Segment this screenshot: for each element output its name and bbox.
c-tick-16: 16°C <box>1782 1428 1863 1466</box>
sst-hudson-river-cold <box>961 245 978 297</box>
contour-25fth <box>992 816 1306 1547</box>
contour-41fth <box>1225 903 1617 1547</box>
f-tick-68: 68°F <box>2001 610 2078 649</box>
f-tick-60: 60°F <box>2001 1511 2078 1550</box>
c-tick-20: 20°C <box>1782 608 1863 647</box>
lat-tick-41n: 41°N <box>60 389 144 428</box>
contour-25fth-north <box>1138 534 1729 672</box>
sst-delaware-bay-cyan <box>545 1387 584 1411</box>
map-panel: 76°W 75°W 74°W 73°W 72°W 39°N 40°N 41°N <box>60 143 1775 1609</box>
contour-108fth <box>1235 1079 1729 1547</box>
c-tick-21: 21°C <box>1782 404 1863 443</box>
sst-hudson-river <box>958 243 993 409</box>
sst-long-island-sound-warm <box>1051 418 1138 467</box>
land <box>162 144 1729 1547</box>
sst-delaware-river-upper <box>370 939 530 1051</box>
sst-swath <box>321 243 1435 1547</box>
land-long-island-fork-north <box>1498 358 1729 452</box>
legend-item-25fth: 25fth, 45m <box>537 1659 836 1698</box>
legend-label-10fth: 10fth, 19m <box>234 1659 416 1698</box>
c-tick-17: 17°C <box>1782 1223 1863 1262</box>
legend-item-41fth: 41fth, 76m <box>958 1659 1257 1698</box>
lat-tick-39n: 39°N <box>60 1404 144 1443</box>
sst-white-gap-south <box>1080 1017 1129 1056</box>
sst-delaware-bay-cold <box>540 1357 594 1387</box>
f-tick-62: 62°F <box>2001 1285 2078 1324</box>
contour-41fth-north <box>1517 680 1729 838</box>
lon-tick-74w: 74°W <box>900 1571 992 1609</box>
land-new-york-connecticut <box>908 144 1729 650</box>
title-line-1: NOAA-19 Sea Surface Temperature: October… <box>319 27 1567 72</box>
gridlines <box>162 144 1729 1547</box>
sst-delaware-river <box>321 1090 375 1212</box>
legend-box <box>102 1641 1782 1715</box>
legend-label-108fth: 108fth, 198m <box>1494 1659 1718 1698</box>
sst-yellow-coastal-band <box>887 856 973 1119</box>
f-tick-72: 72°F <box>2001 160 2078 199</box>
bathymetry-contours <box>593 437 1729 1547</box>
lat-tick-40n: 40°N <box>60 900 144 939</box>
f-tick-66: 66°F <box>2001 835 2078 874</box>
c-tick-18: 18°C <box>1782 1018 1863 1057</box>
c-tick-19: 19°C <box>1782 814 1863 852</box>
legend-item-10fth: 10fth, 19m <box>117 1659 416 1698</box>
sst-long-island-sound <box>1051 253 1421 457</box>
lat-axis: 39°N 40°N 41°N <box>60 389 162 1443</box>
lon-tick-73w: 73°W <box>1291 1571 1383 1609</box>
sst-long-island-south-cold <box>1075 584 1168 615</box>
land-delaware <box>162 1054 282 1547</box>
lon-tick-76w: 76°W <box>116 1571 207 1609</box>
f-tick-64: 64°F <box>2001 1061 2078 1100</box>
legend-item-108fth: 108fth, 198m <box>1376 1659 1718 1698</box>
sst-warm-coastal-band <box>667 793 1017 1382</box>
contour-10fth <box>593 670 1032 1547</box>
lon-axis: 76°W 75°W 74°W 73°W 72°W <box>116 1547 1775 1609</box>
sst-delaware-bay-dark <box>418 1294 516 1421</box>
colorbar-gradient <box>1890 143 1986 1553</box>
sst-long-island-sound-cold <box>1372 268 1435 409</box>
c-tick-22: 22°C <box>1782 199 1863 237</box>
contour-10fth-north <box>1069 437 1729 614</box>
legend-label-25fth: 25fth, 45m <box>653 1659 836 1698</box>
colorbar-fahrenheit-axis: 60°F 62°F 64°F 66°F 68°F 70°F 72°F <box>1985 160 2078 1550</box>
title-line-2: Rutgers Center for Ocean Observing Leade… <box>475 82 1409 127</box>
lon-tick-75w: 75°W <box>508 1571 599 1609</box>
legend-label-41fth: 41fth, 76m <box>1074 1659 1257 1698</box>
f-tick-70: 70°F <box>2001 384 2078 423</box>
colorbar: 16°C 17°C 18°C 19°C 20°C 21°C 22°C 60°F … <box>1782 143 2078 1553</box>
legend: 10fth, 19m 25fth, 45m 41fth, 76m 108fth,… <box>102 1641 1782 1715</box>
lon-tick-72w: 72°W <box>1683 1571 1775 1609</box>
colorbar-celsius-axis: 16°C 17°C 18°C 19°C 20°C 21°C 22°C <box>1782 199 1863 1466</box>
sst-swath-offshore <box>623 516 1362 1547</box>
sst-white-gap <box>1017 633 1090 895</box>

### Aim
Return every line of the items above as a JSON list of strings, one string per line, leaving out blank lines.

### Task result
[
  "Segment this screenshot: for each element output its name and bbox.",
  "c-tick-16: 16°C <box>1782 1428 1863 1466</box>",
  "sst-hudson-river-cold <box>961 245 978 297</box>",
  "contour-25fth <box>992 816 1306 1547</box>",
  "contour-41fth <box>1225 903 1617 1547</box>",
  "f-tick-68: 68°F <box>2001 610 2078 649</box>",
  "f-tick-60: 60°F <box>2001 1511 2078 1550</box>",
  "c-tick-20: 20°C <box>1782 608 1863 647</box>",
  "lat-tick-41n: 41°N <box>60 389 144 428</box>",
  "contour-25fth-north <box>1138 534 1729 672</box>",
  "sst-delaware-bay-cyan <box>545 1387 584 1411</box>",
  "map-panel: 76°W 75°W 74°W 73°W 72°W 39°N 40°N 41°N <box>60 143 1775 1609</box>",
  "contour-108fth <box>1235 1079 1729 1547</box>",
  "c-tick-21: 21°C <box>1782 404 1863 443</box>",
  "sst-hudson-river <box>958 243 993 409</box>",
  "sst-long-island-sound-warm <box>1051 418 1138 467</box>",
  "land <box>162 144 1729 1547</box>",
  "sst-delaware-river-upper <box>370 939 530 1051</box>",
  "sst-swath <box>321 243 1435 1547</box>",
  "land-long-island-fork-north <box>1498 358 1729 452</box>",
  "legend-item-25fth: 25fth, 45m <box>537 1659 836 1698</box>",
  "legend-label-10fth: 10fth, 19m <box>234 1659 416 1698</box>",
  "c-tick-17: 17°C <box>1782 1223 1863 1262</box>",
  "legend-item-41fth: 41fth, 76m <box>958 1659 1257 1698</box>",
  "lat-tick-39n: 39°N <box>60 1404 144 1443</box>",
  "sst-white-gap-south <box>1080 1017 1129 1056</box>",
  "sst-delaware-bay-cold <box>540 1357 594 1387</box>",
  "f-tick-62: 62°F <box>2001 1285 2078 1324</box>",
  "contour-41fth-north <box>1517 680 1729 838</box>",
  "lon-tick-74w: 74°W <box>900 1571 992 1609</box>",
  "land-new-york-connecticut <box>908 144 1729 650</box>",
  "title-line-1: NOAA-19 Sea Surface Temperature: October… <box>319 27 1567 72</box>",
  "gridlines <box>162 144 1729 1547</box>",
  "sst-delaware-river <box>321 1090 375 1212</box>",
  "legend-box <box>102 1641 1782 1715</box>",
  "legend-label-108fth: 108fth, 198m <box>1494 1659 1718 1698</box>",
  "sst-yellow-coastal-band <box>887 856 973 1119</box>",
  "f-tick-72: 72°F <box>2001 160 2078 199</box>",
  "bathymetry-contours <box>593 437 1729 1547</box>",
  "lat-tick-40n: 40°N <box>60 900 144 939</box>",
  "f-tick-66: 66°F <box>2001 835 2078 874</box>",
  "c-tick-18: 18°C <box>1782 1018 1863 1057</box>",
  "c-tick-19: 19°C <box>1782 814 1863 852</box>",
  "legend-item-10fth: 10fth, 19m <box>117 1659 416 1698</box>",
  "sst-long-island-sound <box>1051 253 1421 457</box>",
  "lat-axis: 39°N 40°N 41°N <box>60 389 162 1443</box>",
  "lon-tick-73w: 73°W <box>1291 1571 1383 1609</box>",
  "sst-long-island-south-cold <box>1075 584 1168 615</box>",
  "land-delaware <box>162 1054 282 1547</box>",
  "lon-tick-76w: 76°W <box>116 1571 207 1609</box>",
  "f-tick-64: 64°F <box>2001 1061 2078 1100</box>",
  "legend-item-108fth: 108fth, 198m <box>1376 1659 1718 1698</box>",
  "sst-warm-coastal-band <box>667 793 1017 1382</box>",
  "contour-10fth <box>593 670 1032 1547</box>",
  "lon-axis: 76°W 75°W 74°W 73°W 72°W <box>116 1547 1775 1609</box>",
  "sst-delaware-bay-dark <box>418 1294 516 1421</box>",
  "colorbar-gradient <box>1890 143 1986 1553</box>",
  "sst-long-island-sound-cold <box>1372 268 1435 409</box>",
  "c-tick-22: 22°C <box>1782 199 1863 237</box>",
  "contour-10fth-north <box>1069 437 1729 614</box>",
  "legend-label-25fth: 25fth, 45m <box>653 1659 836 1698</box>",
  "colorbar-fahrenheit-axis: 60°F 62°F 64°F 66°F 68°F 70°F 72°F <box>1985 160 2078 1550</box>",
  "title-line-2: Rutgers Center for Ocean Observing Leade… <box>475 82 1409 127</box>",
  "lon-tick-75w: 75°W <box>508 1571 599 1609</box>",
  "legend-label-41fth: 41fth, 76m <box>1074 1659 1257 1698</box>",
  "f-tick-70: 70°F <box>2001 384 2078 423</box>",
  "colorbar: 16°C 17°C 18°C 19°C 20°C 21°C 22°C 60°F … <box>1782 143 2078 1553</box>",
  "legend: 10fth, 19m 25fth, 45m 41fth, 76m 108fth,… <box>102 1641 1782 1715</box>",
  "lon-tick-72w: 72°W <box>1683 1571 1775 1609</box>",
  "colorbar-celsius-axis: 16°C 17°C 18°C 19°C 20°C 21°C 22°C <box>1782 199 1863 1466</box>",
  "sst-swath-offshore <box>623 516 1362 1547</box>",
  "sst-white-gap <box>1017 633 1090 895</box>"
]